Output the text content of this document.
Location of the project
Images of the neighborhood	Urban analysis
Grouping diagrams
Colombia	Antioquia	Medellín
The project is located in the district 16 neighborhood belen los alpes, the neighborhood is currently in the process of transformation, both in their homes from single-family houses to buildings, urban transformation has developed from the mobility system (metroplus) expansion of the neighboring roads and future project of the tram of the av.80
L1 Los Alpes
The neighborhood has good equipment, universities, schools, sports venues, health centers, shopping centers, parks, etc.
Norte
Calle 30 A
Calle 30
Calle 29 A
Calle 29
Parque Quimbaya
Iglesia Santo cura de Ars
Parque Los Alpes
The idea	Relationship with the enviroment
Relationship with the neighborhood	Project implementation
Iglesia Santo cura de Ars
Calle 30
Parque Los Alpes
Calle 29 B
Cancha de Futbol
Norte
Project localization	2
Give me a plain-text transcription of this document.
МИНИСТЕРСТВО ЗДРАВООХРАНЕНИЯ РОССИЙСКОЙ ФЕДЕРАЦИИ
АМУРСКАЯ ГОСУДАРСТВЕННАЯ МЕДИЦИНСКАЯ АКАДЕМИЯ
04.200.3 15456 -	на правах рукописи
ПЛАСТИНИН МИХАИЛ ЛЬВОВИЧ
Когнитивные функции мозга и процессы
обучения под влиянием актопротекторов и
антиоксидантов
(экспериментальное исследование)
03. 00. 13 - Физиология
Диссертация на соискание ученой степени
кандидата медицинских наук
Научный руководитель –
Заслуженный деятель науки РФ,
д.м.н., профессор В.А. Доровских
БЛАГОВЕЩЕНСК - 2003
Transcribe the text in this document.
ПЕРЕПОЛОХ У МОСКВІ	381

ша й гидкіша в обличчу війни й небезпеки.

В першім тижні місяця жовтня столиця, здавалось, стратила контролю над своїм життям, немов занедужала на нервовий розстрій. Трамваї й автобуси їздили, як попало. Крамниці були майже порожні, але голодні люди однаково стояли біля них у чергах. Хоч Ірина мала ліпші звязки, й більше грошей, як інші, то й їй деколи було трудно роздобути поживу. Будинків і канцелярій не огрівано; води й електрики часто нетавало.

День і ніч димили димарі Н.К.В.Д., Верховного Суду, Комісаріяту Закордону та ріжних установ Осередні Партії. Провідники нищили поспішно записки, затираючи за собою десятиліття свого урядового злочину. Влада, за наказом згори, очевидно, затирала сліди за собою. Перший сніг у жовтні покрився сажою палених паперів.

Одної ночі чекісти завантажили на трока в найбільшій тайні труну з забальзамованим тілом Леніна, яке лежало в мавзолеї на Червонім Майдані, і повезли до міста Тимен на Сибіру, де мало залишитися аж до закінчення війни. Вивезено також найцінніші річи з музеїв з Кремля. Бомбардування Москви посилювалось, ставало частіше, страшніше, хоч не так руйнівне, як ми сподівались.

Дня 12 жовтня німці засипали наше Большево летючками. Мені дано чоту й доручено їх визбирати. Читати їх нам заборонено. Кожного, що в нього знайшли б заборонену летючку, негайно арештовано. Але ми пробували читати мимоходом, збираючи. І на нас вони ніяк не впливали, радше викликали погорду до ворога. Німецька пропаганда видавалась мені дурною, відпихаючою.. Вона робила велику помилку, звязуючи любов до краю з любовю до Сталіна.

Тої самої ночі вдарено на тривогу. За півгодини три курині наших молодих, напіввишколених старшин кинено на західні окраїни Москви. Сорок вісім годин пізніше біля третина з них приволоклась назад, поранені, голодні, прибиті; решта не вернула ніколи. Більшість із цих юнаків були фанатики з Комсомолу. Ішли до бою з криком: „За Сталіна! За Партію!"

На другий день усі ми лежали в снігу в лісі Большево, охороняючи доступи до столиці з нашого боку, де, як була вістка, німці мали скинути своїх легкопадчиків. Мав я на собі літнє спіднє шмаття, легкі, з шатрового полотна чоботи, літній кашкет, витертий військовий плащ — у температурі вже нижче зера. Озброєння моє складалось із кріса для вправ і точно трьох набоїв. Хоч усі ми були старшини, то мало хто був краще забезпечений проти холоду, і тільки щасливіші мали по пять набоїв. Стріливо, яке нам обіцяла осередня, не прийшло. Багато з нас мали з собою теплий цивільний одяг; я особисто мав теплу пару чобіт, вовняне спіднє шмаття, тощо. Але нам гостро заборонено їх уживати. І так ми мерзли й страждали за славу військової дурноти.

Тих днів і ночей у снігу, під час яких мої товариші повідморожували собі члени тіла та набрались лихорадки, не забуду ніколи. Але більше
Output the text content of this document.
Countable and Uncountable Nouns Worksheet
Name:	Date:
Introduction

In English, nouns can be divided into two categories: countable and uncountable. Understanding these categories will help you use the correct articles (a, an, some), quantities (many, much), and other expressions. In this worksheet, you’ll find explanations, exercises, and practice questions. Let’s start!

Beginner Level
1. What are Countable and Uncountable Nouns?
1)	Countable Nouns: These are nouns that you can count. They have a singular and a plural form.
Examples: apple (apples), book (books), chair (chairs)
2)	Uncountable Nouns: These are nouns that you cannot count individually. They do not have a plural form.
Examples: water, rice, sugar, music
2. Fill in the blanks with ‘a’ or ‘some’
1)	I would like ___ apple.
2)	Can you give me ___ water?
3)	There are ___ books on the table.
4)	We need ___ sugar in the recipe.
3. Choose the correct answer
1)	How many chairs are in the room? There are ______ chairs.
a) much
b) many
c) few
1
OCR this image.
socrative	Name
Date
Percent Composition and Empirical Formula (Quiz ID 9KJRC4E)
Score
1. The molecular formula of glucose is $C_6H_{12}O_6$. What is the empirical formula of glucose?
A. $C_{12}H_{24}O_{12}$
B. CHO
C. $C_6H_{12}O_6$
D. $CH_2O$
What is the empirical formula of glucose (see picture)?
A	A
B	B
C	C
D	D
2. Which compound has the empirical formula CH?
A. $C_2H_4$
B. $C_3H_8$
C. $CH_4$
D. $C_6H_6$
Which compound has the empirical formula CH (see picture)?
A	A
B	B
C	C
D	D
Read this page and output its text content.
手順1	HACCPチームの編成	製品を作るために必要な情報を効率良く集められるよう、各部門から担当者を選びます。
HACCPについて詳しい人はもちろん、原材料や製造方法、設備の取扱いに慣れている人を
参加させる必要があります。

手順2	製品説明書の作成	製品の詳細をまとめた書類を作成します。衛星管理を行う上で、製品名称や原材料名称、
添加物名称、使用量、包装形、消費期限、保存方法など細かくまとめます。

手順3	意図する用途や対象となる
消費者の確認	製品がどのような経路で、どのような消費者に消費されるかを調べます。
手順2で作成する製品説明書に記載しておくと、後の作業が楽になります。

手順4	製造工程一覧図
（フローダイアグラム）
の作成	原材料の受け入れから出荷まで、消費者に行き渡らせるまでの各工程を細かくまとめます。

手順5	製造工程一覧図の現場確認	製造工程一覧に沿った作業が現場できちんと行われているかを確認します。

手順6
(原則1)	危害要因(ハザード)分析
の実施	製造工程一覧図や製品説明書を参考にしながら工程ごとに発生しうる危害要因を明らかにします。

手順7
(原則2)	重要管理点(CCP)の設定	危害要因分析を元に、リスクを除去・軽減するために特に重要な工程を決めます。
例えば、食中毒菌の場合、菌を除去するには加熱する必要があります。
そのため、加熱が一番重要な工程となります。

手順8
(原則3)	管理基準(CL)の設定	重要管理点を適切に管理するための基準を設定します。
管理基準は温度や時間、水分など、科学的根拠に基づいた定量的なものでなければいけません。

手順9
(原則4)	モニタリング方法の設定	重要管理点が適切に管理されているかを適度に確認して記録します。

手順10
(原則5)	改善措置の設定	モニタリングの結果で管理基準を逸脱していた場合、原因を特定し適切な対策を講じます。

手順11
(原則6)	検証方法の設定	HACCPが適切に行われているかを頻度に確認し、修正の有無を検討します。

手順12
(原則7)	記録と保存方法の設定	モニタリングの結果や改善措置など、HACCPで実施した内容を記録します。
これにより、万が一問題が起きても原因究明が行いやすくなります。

= = =

Select the lines that carry the string "chairs" and copy them.

Examples: apple (apples), book (books), chair (chairs)
1)	How many chairs are in the room? There are ______ chairs.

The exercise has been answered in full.